Jenn. You come and bushwhack my yard. Or tell Tarzan to come. Many vines for swinging here. *sigh*

Jenn Thorson said...

Alice- Love to, but I'm still sore from yesterday's adventures in deforestation. And Tarzan, well, I'd been thinking of getting a kitten, but I might just keep Tarzan and the lion instead.

"A-Wee-ma-wap, a wee-ma-wap-a-- In the jungle the mighty jungle..."

Everybody sing!

Da Old Man said...

And the neighbors wonder why I paved my yard. Glad your adventures in the Rainforests of Western Pennsylvania went well.

Jenn Thorson said...

DaOldMan- Thanks!- Next, I tackle the Redwood Forest!--- er, the driveway.

Chat Blanc (aka Sandy) said...

So about Tarzan, do you loan him out for parties?

Jenn Thorson said...

Sandy- I might... depends on the gig you have in mind. :)

Greg said...

I always thought George of the Jungle was cuter, at least when Brendon Frasier's involved.

Man, things really have gotten out of hand in the garden, haven't they? I'm starting to notice all sorts of sly plants climbing for the sky in photos who've managed to stay under the radar until now.

You've inspired me...AND I actually own a pithe helmet. Maybe I need a new profile pic.

# # # # #

▶ [YOUR TASKS]:
A: Write out the comment thread starting with "Jenn. You come" and going on through "Pennsylvania went well.".
B: Rewrite all the records with "elements" replaced by "components", changing nothing else and leaving out the pictures.

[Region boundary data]

# # # # #

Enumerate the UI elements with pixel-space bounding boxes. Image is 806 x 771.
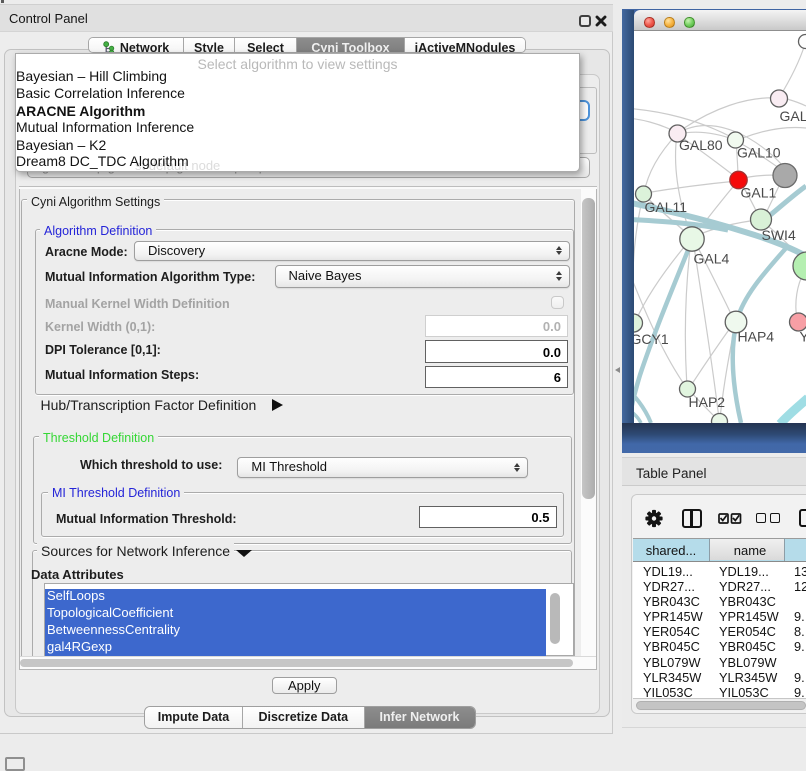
- svg-text:HAP2: HAP2: [689, 394, 726, 410]
- svg-text:GAL1: GAL1: [741, 185, 777, 201]
- svg-text:HAP4: HAP4: [738, 329, 775, 345]
- svg-text:SWI4: SWI4: [762, 227, 796, 243]
- svg-text:GAL4: GAL4: [694, 251, 730, 267]
- svg-text:GAL10: GAL10: [737, 145, 781, 161]
- svg-text:GAL2: GAL2: [780, 108, 806, 124]
- svg-text:GAL80: GAL80: [679, 137, 723, 153]
- svg-text:Y: Y: [800, 329, 806, 345]
- svg-text:GAL11: GAL11: [645, 199, 688, 215]
- svg-text:GCY1: GCY1: [634, 331, 669, 347]
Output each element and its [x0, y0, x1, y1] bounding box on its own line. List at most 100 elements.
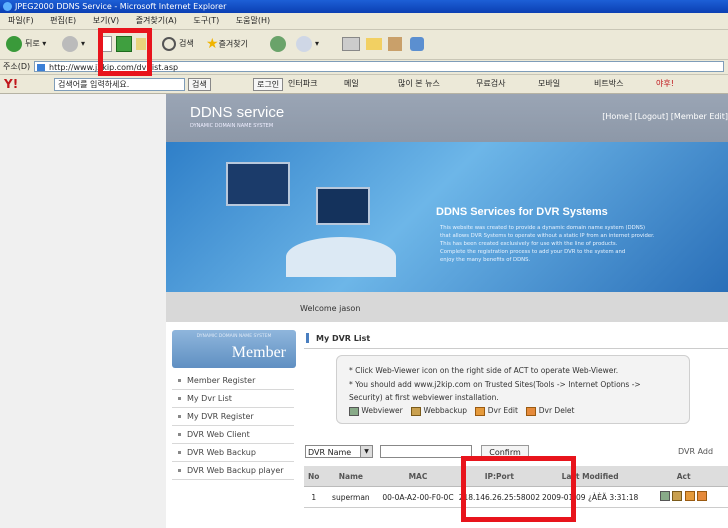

# # # # #

▶ [RESULTS FOR EACH TASK]:
A:
Jenn. You come and bushwhack my yard. Or tell Tarzan to come. Many vines for swinging here. *sigh*

Jenn Thorson said...

Alice- Love to, but I'm still sore from yesterday's adventures in deforestation. And Tarzan, well, I'd been thinking of getting a kitten, but I might just keep Tarzan and the lion instead.

"A-Wee-ma-wap, a wee-ma-wap-a-- In the jungle the mighty jungle..."

Everybody sing!

Da Old Man said...

And the neighbors wonder why I paved my yard. Glad your adventures in the Rainforests of Western Pennsylvania went well.

B:
Enumerate the UI components with pixel-space bounding boxes. Image is 806 x 771.
- svg-text:HAP2: HAP2: [689, 394, 726, 410]
- svg-text:GAL1: GAL1: [741, 185, 777, 201]
- svg-text:HAP4: HAP4: [738, 329, 775, 345]
- svg-text:SWI4: SWI4: [762, 227, 796, 243]
- svg-text:GAL4: GAL4: [694, 251, 730, 267]
- svg-text:GAL10: GAL10: [737, 145, 781, 161]
- svg-text:GAL2: GAL2: [780, 108, 806, 124]
- svg-text:GAL80: GAL80: [679, 137, 723, 153]
- svg-text:Y: Y: [800, 329, 806, 345]
- svg-text:GAL11: GAL11: [645, 199, 688, 215]
- svg-text:GCY1: GCY1: [634, 331, 669, 347]
Output each element and its [x0, y0, x1, y1] bounding box on its own line. List at most 100 components.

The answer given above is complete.